● **WHAT YOU SHOULD DO**:
Each entry must be given again exactly; images do not belong in the copy.

● **GIVEN DATA**:

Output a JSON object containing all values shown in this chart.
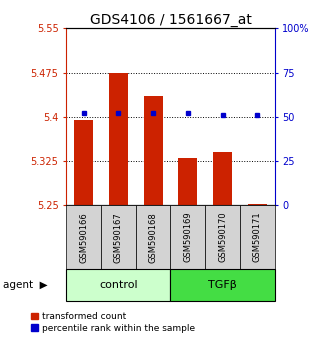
{
  "title": "GDS4106 / 1561667_at",
  "categories": [
    "GSM590166",
    "GSM590167",
    "GSM590168",
    "GSM590169",
    "GSM590170",
    "GSM590171"
  ],
  "bar_values": [
    5.395,
    5.475,
    5.435,
    5.33,
    5.34,
    5.252
  ],
  "bar_base": 5.25,
  "percentile_values": [
    52,
    52,
    52,
    52,
    51,
    51
  ],
  "ylim_left": [
    5.25,
    5.55
  ],
  "ylim_right": [
    0,
    100
  ],
  "yticks_left": [
    5.25,
    5.325,
    5.4,
    5.475,
    5.55
  ],
  "ytick_labels_left": [
    "5.25",
    "5.325",
    "5.4",
    "5.475",
    "5.55"
  ],
  "yticks_right": [
    0,
    25,
    50,
    75,
    100
  ],
  "ytick_labels_right": [
    "0",
    "25",
    "50",
    "75",
    "100%"
  ],
  "hlines": [
    5.325,
    5.4,
    5.475
  ],
  "bar_color": "#cc2200",
  "dot_color": "#0000cc",
  "control_label": "control",
  "tgfb_label": "TGFβ",
  "agent_label": "agent",
  "legend_bar_label": "transformed count",
  "legend_dot_label": "percentile rank within the sample",
  "control_color": "#ccffcc",
  "tgfb_color": "#44dd44",
  "left_axis_color": "#cc2200",
  "right_axis_color": "#0000cc",
  "title_fontsize": 10,
  "tick_fontsize": 7,
  "label_fontsize": 6,
  "legend_fontsize": 6.5,
  "group_fontsize": 8
}
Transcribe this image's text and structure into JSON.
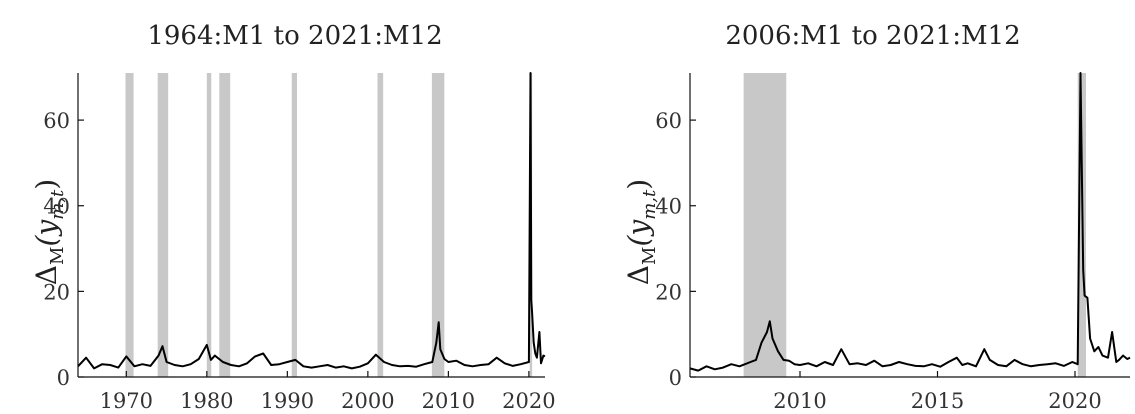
{
  "chart_data": [
    {
      "type": "line",
      "title": "1964:M1 to 2021:M12",
      "ylabel_html": "Δ_M(y_{m,t})",
      "ylabel": {
        "main": "Δ",
        "sub": "M",
        "open": "(y",
        "subsub": "m,t",
        "close": ")"
      },
      "xlim": [
        1964.0,
        2022.0
      ],
      "ylim": [
        0,
        71
      ],
      "xticks": [
        1970,
        1980,
        1990,
        2000,
        2010,
        2020
      ],
      "xtick_labels": [
        "1970",
        "1980",
        "1990",
        "2000",
        "2010",
        "2020"
      ],
      "yticks": [
        0,
        20,
        40,
        60
      ],
      "ytick_labels": [
        "0",
        "20",
        "40",
        "60"
      ],
      "recessions": [
        [
          1969.9,
          1970.9
        ],
        [
          1973.9,
          1975.2
        ],
        [
          1980.0,
          1980.55
        ],
        [
          1981.55,
          1982.9
        ],
        [
          1990.55,
          1991.2
        ],
        [
          2001.2,
          2001.9
        ],
        [
          2007.95,
          2009.5
        ],
        [
          2020.1,
          2020.4
        ]
      ],
      "series": [
        {
          "x": [
            1964.0,
            1965.0,
            1966.0,
            1967.0,
            1968.0,
            1969.0,
            1970.0,
            1971.0,
            1972.0,
            1973.0,
            1974.0,
            1974.5,
            1975.0,
            1976.0,
            1977.0,
            1978.0,
            1979.0,
            1980.0,
            1980.5,
            1981.0,
            1982.0,
            1983.0,
            1984.0,
            1985.0,
            1986.0,
            1987.0,
            1988.0,
            1989.0,
            1990.0,
            1991.0,
            1992.0,
            1993.0,
            1994.0,
            1995.0,
            1996.0,
            1997.0,
            1998.0,
            1999.0,
            2000.0,
            2001.0,
            2002.0,
            2003.0,
            2004.0,
            2005.0,
            2006.0,
            2007.0,
            2008.0,
            2008.5,
            2008.8,
            2009.0,
            2009.5,
            2010.0,
            2011.0,
            2012.0,
            2013.0,
            2014.0,
            2015.0,
            2016.0,
            2017.0,
            2018.0,
            2019.0,
            2020.0,
            2020.2,
            2020.3,
            2020.4,
            2020.6,
            2020.8,
            2021.0,
            2021.3,
            2021.5,
            2021.8,
            2022.0
          ],
          "y": [
            2.5,
            4.5,
            2.0,
            3.0,
            2.8,
            2.2,
            4.8,
            2.5,
            3.0,
            2.6,
            5.0,
            7.2,
            3.5,
            2.8,
            2.5,
            3.0,
            4.2,
            7.5,
            4.0,
            5.0,
            3.5,
            2.8,
            2.5,
            3.2,
            4.8,
            5.5,
            2.8,
            3.0,
            3.5,
            4.0,
            2.5,
            2.2,
            2.5,
            2.8,
            2.2,
            2.5,
            2.0,
            2.4,
            3.2,
            5.2,
            3.5,
            2.8,
            2.5,
            2.6,
            2.4,
            3.0,
            3.5,
            8.0,
            12.8,
            6.5,
            4.2,
            3.5,
            3.8,
            2.8,
            2.5,
            2.8,
            3.0,
            4.5,
            3.2,
            2.6,
            3.0,
            3.5,
            71.0,
            18.0,
            15.0,
            8.0,
            5.5,
            4.5,
            10.5,
            3.2,
            5.0,
            4.8
          ]
        }
      ]
    },
    {
      "type": "line",
      "title": "2006:M1 to 2021:M12",
      "ylabel_html": "Δ_M(y_{m,t})",
      "ylabel": {
        "main": "Δ",
        "sub": "M",
        "open": "(y",
        "subsub": "m,t",
        "close": ")"
      },
      "xlim": [
        2006.0,
        2022.0
      ],
      "ylim": [
        0,
        71
      ],
      "xticks": [
        2010,
        2015,
        2020
      ],
      "xtick_labels": [
        "2010",
        "2015",
        "2020"
      ],
      "yticks": [
        0,
        20,
        40,
        60
      ],
      "ytick_labels": [
        "0",
        "20",
        "40",
        "60"
      ],
      "recessions": [
        [
          2007.95,
          2009.5
        ],
        [
          2020.1,
          2020.4
        ]
      ],
      "series": [
        {
          "x": [
            2006.0,
            2006.3,
            2006.6,
            2006.9,
            2007.2,
            2007.5,
            2007.8,
            2008.0,
            2008.2,
            2008.4,
            2008.6,
            2008.8,
            2008.9,
            2009.0,
            2009.2,
            2009.4,
            2009.6,
            2009.8,
            2010.0,
            2010.3,
            2010.6,
            2010.9,
            2011.2,
            2011.5,
            2011.8,
            2012.1,
            2012.4,
            2012.7,
            2013.0,
            2013.3,
            2013.6,
            2013.9,
            2014.2,
            2014.5,
            2014.8,
            2015.1,
            2015.4,
            2015.7,
            2015.9,
            2016.1,
            2016.4,
            2016.7,
            2016.9,
            2017.2,
            2017.5,
            2017.8,
            2018.1,
            2018.4,
            2018.7,
            2019.0,
            2019.3,
            2019.6,
            2019.9,
            2020.1,
            2020.2,
            2020.3,
            2020.35,
            2020.45,
            2020.55,
            2020.7,
            2020.85,
            2021.0,
            2021.2,
            2021.35,
            2021.5,
            2021.6,
            2021.75,
            2021.9,
            2022.0
          ],
          "y": [
            2.0,
            1.5,
            2.5,
            1.8,
            2.2,
            3.0,
            2.5,
            3.0,
            3.5,
            4.0,
            8.0,
            10.5,
            13.0,
            9.0,
            6.0,
            4.0,
            3.8,
            3.0,
            2.8,
            3.2,
            2.5,
            3.5,
            2.8,
            6.5,
            3.0,
            3.2,
            2.8,
            3.8,
            2.5,
            2.8,
            3.5,
            3.0,
            2.6,
            2.5,
            3.0,
            2.4,
            3.5,
            4.5,
            2.8,
            3.2,
            2.5,
            6.5,
            4.0,
            2.8,
            2.5,
            4.0,
            3.0,
            2.5,
            2.8,
            3.0,
            3.2,
            2.6,
            3.5,
            3.0,
            71.0,
            25.0,
            19.0,
            18.5,
            9.0,
            6.0,
            7.0,
            5.0,
            4.5,
            10.5,
            3.5,
            4.0,
            5.0,
            4.2,
            4.5
          ]
        }
      ]
    }
  ]
}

● **ANSWER IN FULL**:
Output a JSON object containing all values shown in this chart.
{
  "title": "GDS4106 / 1561667_at",
  "categories": [
    "GSM590166",
    "GSM590167",
    "GSM590168",
    "GSM590169",
    "GSM590170",
    "GSM590171"
  ],
  "bar_values": [
    5.395,
    5.475,
    5.435,
    5.33,
    5.34,
    5.252
  ],
  "bar_base": 5.25,
  "percentile_values": [
    52,
    52,
    52,
    52,
    51,
    51
  ],
  "ylim_left": [
    5.25,
    5.55
  ],
  "ylim_right": [
    0,
    100
  ],
  "yticks_left": [
    5.25,
    5.325,
    5.4,
    5.475,
    5.55
  ],
  "ytick_labels_left": [
    "5.25",
    "5.325",
    "5.4",
    "5.475",
    "5.55"
  ],
  "yticks_right": [
    0,
    25,
    50,
    75,
    100
  ],
  "ytick_labels_right": [
    "0",
    "25",
    "50",
    "75",
    "100%"
  ],
  "hlines": [
    5.325,
    5.4,
    5.475
  ],
  "bar_color": "#cc2200",
  "dot_color": "#0000cc",
  "control_label": "control",
  "tgfb_label": "TGFβ",
  "agent_label": "agent",
  "legend_bar_label": "transformed count",
  "legend_dot_label": "percentile rank within the sample",
  "control_color": "#ccffcc",
  "tgfb_color": "#44dd44",
  "left_axis_color": "#cc2200",
  "right_axis_color": "#0000cc",
  "title_fontsize": 10,
  "tick_fontsize": 7,
  "label_fontsize": 6,
  "legend_fontsize": 6.5,
  "group_fontsize": 8
}
Transcribe this image's text and structure into JSON.
{
  "chart_data": [
    {
      "type": "line",
      "title": "1964:M1 to 2021:M12",
      "ylabel_html": "Δ_M(y_{m,t})",
      "ylabel": {
        "main": "Δ",
        "sub": "M",
        "open": "(y",
        "subsub": "m,t",
        "close": ")"
      },
      "xlim": [
        1964.0,
        2022.0
      ],
      "ylim": [
        0,
        71
      ],
      "xticks": [
        1970,
        1980,
        1990,
        2000,
        2010,
        2020
      ],
      "xtick_labels": [
        "1970",
        "1980",
        "1990",
        "2000",
        "2010",
        "2020"
      ],
      "yticks": [
        0,
        20,
        40,
        60
      ],
      "ytick_labels": [
        "0",
        "20",
        "40",
        "60"
      ],
      "recessions": [
        [
          1969.9,
          1970.9
        ],
        [
          1973.9,
          1975.2
        ],
        [
          1980.0,
          1980.55
        ],
        [
          1981.55,
          1982.9
        ],
        [
          1990.55,
          1991.2
        ],
        [
          2001.2,
          2001.9
        ],
        [
          2007.95,
          2009.5
        ],
        [
          2020.1,
          2020.4
        ]
      ],
      "series": [
        {
          "x": [
            1964.0,
            1965.0,
            1966.0,
            1967.0,
            1968.0,
            1969.0,
            1970.0,
            1971.0,
            1972.0,
            1973.0,
            1974.0,
            1974.5,
            1975.0,
            1976.0,
            1977.0,
            1978.0,
            1979.0,
            1980.0,
            1980.5,
            1981.0,
            1982.0,
            1983.0,
            1984.0,
            1985.0,
            1986.0,
            1987.0,
            1988.0,
            1989.0,
            1990.0,
            1991.0,
            1992.0,
            1993.0,
            1994.0,
            1995.0,
            1996.0,
            1997.0,
            1998.0,
            1999.0,
            2000.0,
            2001.0,
            2002.0,
            2003.0,
            2004.0,
            2005.0,
            2006.0,
            2007.0,
            2008.0,
            2008.5,
            2008.8,
            2009.0,
            2009.5,
            2010.0,
            2011.0,
            2012.0,
            2013.0,
            2014.0,
            2015.0,
            2016.0,
            2017.0,
            2018.0,
            2019.0,
            2020.0,
            2020.2,
            2020.3,
            2020.4,
            2020.6,
            2020.8,
            2021.0,
            2021.3,
            2021.5,
            2021.8,
            2022.0
          ],
          "y": [
            2.5,
            4.5,
            2.0,
            3.0,
            2.8,
            2.2,
            4.8,
            2.5,
            3.0,
            2.6,
            5.0,
            7.2,
            3.5,
            2.8,
            2.5,
            3.0,
            4.2,
            7.5,
            4.0,
            5.0,
            3.5,
            2.8,
            2.5,
            3.2,
            4.8,
            5.5,
            2.8,
            3.0,
            3.5,
            4.0,
            2.5,
            2.2,
            2.5,
            2.8,
            2.2,
            2.5,
            2.0,
            2.4,
            3.2,
            5.2,
            3.5,
            2.8,
            2.5,
            2.6,
            2.4,
            3.0,
            3.5,
            8.0,
            12.8,
            6.5,
            4.2,
            3.5,
            3.8,
            2.8,
            2.5,
            2.8,
            3.0,
            4.5,
            3.2,
            2.6,
            3.0,
            3.5,
            71.0,
            18.0,
            15.0,
            8.0,
            5.5,
            4.5,
            10.5,
            3.2,
            5.0,
            4.8
          ]
        }
      ]
    },
    {
      "type": "line",
      "title": "2006:M1 to 2021:M12",
      "ylabel_html": "Δ_M(y_{m,t})",
      "ylabel": {
        "main": "Δ",
        "sub": "M",
        "open": "(y",
        "subsub": "m,t",
        "close": ")"
      },
      "xlim": [
        2006.0,
        2022.0
      ],
      "ylim": [
        0,
        71
      ],
      "xticks": [
        2010,
        2015,
        2020
      ],
      "xtick_labels": [
        "2010",
        "2015",
        "2020"
      ],
      "yticks": [
        0,
        20,
        40,
        60
      ],
      "ytick_labels": [
        "0",
        "20",
        "40",
        "60"
      ],
      "recessions": [
        [
          2007.95,
          2009.5
        ],
        [
          2020.1,
          2020.4
        ]
      ],
      "series": [
        {
          "x": [
            2006.0,
            2006.3,
            2006.6,
            2006.9,
            2007.2,
            2007.5,
            2007.8,
            2008.0,
            2008.2,
            2008.4,
            2008.6,
            2008.8,
            2008.9,
            2009.0,
            2009.2,
            2009.4,
            2009.6,
            2009.8,
            2010.0,
            2010.3,
            2010.6,
            2010.9,
            2011.2,
            2011.5,
            2011.8,
            2012.1,
            2012.4,
            2012.7,
            2013.0,
            2013.3,
            2013.6,
            2013.9,
            2014.2,
            2014.5,
            2014.8,
            2015.1,
            2015.4,
            2015.7,
            2015.9,
            2016.1,
            2016.4,
            2016.7,
            2016.9,
            2017.2,
            2017.5,
            2017.8,
            2018.1,
            2018.4,
            2018.7,
            2019.0,
            2019.3,
            2019.6,
            2019.9,
            2020.1,
            2020.2,
            2020.3,
            2020.35,
            2020.45,
            2020.55,
            2020.7,
            2020.85,
            2021.0,
            2021.2,
            2021.35,
            2021.5,
            2021.6,
            2021.75,
            2021.9,
            2022.0
          ],
          "y": [
            2.0,
            1.5,
            2.5,
            1.8,
            2.2,
            3.0,
            2.5,
            3.0,
            3.5,
            4.0,
            8.0,
            10.5,
            13.0,
            9.0,
            6.0,
            4.0,
            3.8,
            3.0,
            2.8,
            3.2,
            2.5,
            3.5,
            2.8,
            6.5,
            3.0,
            3.2,
            2.8,
            3.8,
            2.5,
            2.8,
            3.5,
            3.0,
            2.6,
            2.5,
            3.0,
            2.4,
            3.5,
            4.5,
            2.8,
            3.2,
            2.5,
            6.5,
            4.0,
            2.8,
            2.5,
            4.0,
            3.0,
            2.5,
            2.8,
            3.0,
            3.2,
            2.6,
            3.5,
            3.0,
            71.0,
            25.0,
            19.0,
            18.5,
            9.0,
            6.0,
            7.0,
            5.0,
            4.5,
            10.5,
            3.5,
            4.0,
            5.0,
            4.2,
            4.5
          ]
        }
      ]
    }
  ]
}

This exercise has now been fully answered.